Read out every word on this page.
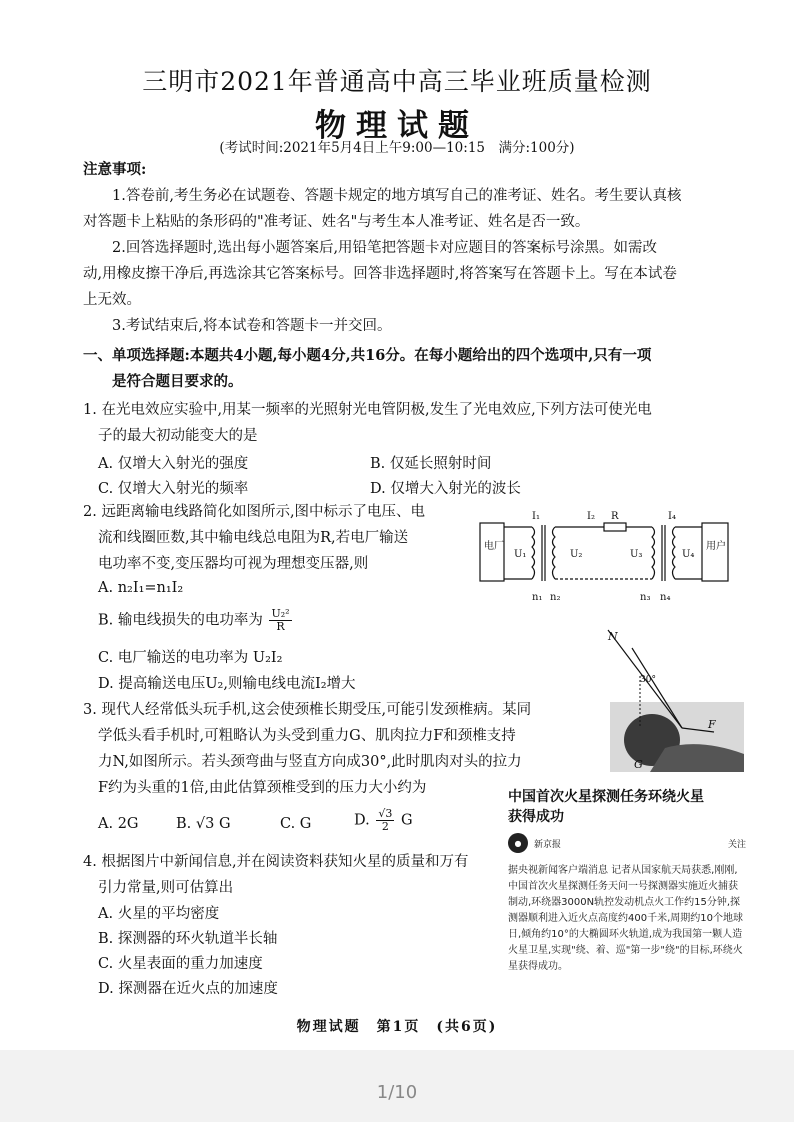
三明市2021年普通高中高三毕业班质量检测
物理试题
(考试时间:2021年5月4日上午9:00—10:15　满分:100分)
注意事项:
1.答卷前,考生务必在试题卷、答题卡规定的地方填写自己的准考证、姓名。考生要认真核
对答题卡上粘贴的条形码的"准考证、姓名"与考生本人准考证、姓名是否一致。
2.回答选择题时,选出每小题答案后,用铅笔把答题卡对应题目的答案标号涂黑。如需改
动,用橡皮擦干净后,再选涂其它答案标号。回答非选择题时,将答案写在答题卡上。写在本试卷
上无效。
3.考试结束后,将本试卷和答题卡一并交回。
一、单项选择题:本题共4小题,每小题4分,共16分。在每小题给出的四个选项中,只有一项
是符合题目要求的。
1. 在光电效应实验中,用某一频率的光照射光电管阴极,发生了光电效应,下列方法可使光电
子的最大初动能变大的是
A. 仅增大入射光的强度	B. 仅延长照射时间
C. 仅增大入射光的频率	D. 仅增大入射光的波长
2. 远距离输电线路简化如图所示,图中标示了电压、电
流和线圈匝数,其中输电线总电阻为R,若电厂输送
电功率不变,变压器均可视为理想变压器,则
A. n₂I₁=n₁I₂
B. 输电线损失的电功率为 $\frac{\text{U₂²}}{R}$
C. 电厂输送的电功率为 U₂I₂
D. 提高输送电压U₂,则输电线电流I₂增大
电厂	用户
I₁	I₂ R	I₄
U₁	U₂	U₃	U₄
n₁ n₂	n₃ n₄
N
30°
F
G
3. 现代人经常低头玩手机,这会使颈椎长期受压,可能引发颈椎病。某同
学低头看手机时,可粗略认为头受到重力G、肌肉拉力F和颈椎支持
力N,如图所示。若头颈弯曲与竖直方向成30°,此时肌肉对头的拉力
F约为头重的1倍,由此估算颈椎受到的压力大小约为
A. 2G	B. √3 G	C. G	D. $\frac{√3}{2}$ G
4. 根据图片中新闻信息,并在阅读资料获知火星的质量和万有
引力常量,则可估算出
A. 火星的平均密度
B. 探测器的环火轨道半长轴
C. 火星表面的重力加速度
D. 探测器在近火点的加速度
中国首次火星探测任务环绕火星
获得成功
●	新京报	关注
据央视新闻客户端消息 记者从国家航天局获悉,刚刚,中国首次火星探测任务天问一号探测器实施近火捕获制动,环绕器3000N轨控发动机点火工作约15分钟,探测器顺利进入近火点高度约400千米,周期约10个地球日,倾角约10°的大椭圆环火轨道,成为我国第一颗人造火星卫星,实现"绕、着、巡"第一步"绕"的目标,环绕火星获得成功。
物理试题　第1页　(共6页)
1/10
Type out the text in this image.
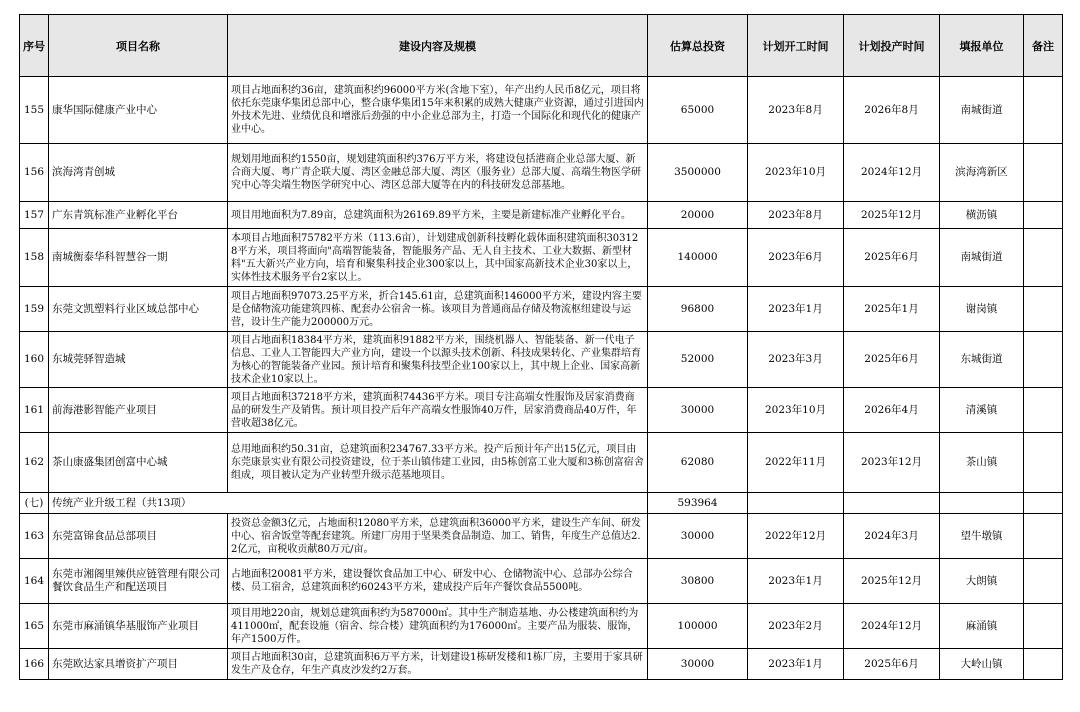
序号	项目名称	建设内容及规模	估算总投资	计划开工时间	计划投产时间	填报单位	备注
155	康华国际健康产业中心	项目占地面积约36亩，建筑面积约96000平方米(含地下室），年产出约人民币8亿元，项目将依托东莞康华集团总部中心，整合康华集团15年来积累的成熟大健康产业资源，通过引进国内外技术先进、业绩优良和增涨后劲强的中小企业总部为主，打造一个国际化和现代化的健康产业中心。	65000	2023年8月	2026年8月	南城街道	
156	滨海湾青创城	规划用地面积约1550亩，规划建筑面积约376万平方米，将建设包括港商企业总部大厦、新合商大厦、粤广青企联大厦、湾区金融总部大厦、湾区（服务业）总部大厦、高端生物医学研究中心等尖端生物医学研究中心、湾区总部大厦等在内的科技研发总部基地。	3500000	2023年10月	2024年12月	滨海湾新区	
157	广东青筑标准产业孵化平台	项目用地面积为7.89亩，总建筑面积为26169.89平方米，主要是新建标准产业孵化平台。	20000	2023年8月	2025年12月	横沥镇	
158	南城衡泰华科智慧谷一期	本项目占地面积75782平方米（113.6亩），计划建成创新科技孵化载体面积建筑面积303128平方米，项目将面向"高端智能装备，智能服务产品、无人自主技术、工业大数据、新型材料"五大新兴产业方向，培育和聚集科技企业300家以上，其中国家高新技术企业30家以上，实体性技术服务平台2家以上。	140000	2023年6月	2025年6月	南城街道	
159	东莞文凯塑料行业区域总部中心	项目占地面积97073.25平方米，折合145.61亩，总建筑面积146000平方米，建设内容主要是仓储物流功能建筑四栋、配套办公宿舍一栋。该项目为普通商品存储及物流枢纽建设与运营，设计生产能力200000万元。	96800	2023年1月	2025年1月	谢岗镇	
160	东城莞驿智造城	项目占地面积18384平方米，建筑面积91882平方米，围绕机器人、智能装备、新一代电子信息、工业人工智能四大产业方向，建设一个以源头技术创新、科技成果转化、产业集群培育为核心的智能装备产业园。预计培育和聚集科技型企业100家以上，其中规上企业、国家高新技术企业10家以上。	52000	2023年3月	2025年6月	东城街道	
161	前海港影智能产业项目	项目占地面积37218平方米，建筑面积74436平方米。项目专注高端女性服饰及居家消费商品的研发生产及销售。预计项目投产后年产高端女性服饰40万件，居家消费商品40万件，年营收超38亿元。	30000	2023年10月	2026年4月	清溪镇	
162	茶山康盛集团创富中心城	总用地面积约50.31亩，总建筑面积234767.33平方米。投产后预计年产出15亿元，项目由东莞康景实业有限公司投资建设，位于茶山镇伟建工业园，由5栋创富工业大厦和3栋创富宿舍组成，项目被认定为产业转型升级示范基地项目。	62080	2022年11月	2023年12月	茶山镇	
(七)	传统产业升级工程（共13项）		593964				
163	东莞富锦食品总部项目	投资总金额3亿元，占地面积12080平方米，总建筑面积36000平方米，建设生产车间、研发中心、宿舍饭堂等配套建筑。所建厂房用于坚果类食品制造、加工、销售，年度生产总值达2.2亿元，亩税收贡献80万元/亩。	30000	2022年12月	2024年3月	望牛墩镇	
164	东莞市湘阁里辣供应链管理有限公司餐饮食品生产和配送项目	占地面积20081平方米，建设餐饮食品加工中心、研发中心、仓储物流中心、总部办公综合楼、员工宿舍，总建筑面积约60243平方米，建成投产后年产餐饮食品5500吨。	30800	2023年1月	2025年12月	大朗镇	
165	东莞市麻涌镇华基服饰产业项目	项目用地220亩，规划总建筑面积约为587000㎡。其中生产制造基地、办公楼建筑面积约为411000㎡，配套设施（宿舍、综合楼）建筑面积约为176000㎡。主要产品为服装、服饰，年产1500万件。	100000	2023年2月	2024年12月	麻涌镇	
166	东莞欧达家具增资扩产项目	项目占地面积30亩，总建筑面积6万平方米，计划建设1栋研发楼和1栋厂房，主要用于家具研发生产及仓存，年生产真皮沙发约2万套。	30000	2023年1月	2025年6月	大岭山镇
####################
Problem requirements >>
Show all lines in the entries above where the string "text" appears.

Result of this task >>
B. 输电线损失的电功率为 $\frac{\text{U₂²}}{R}$
Type out the text in this image.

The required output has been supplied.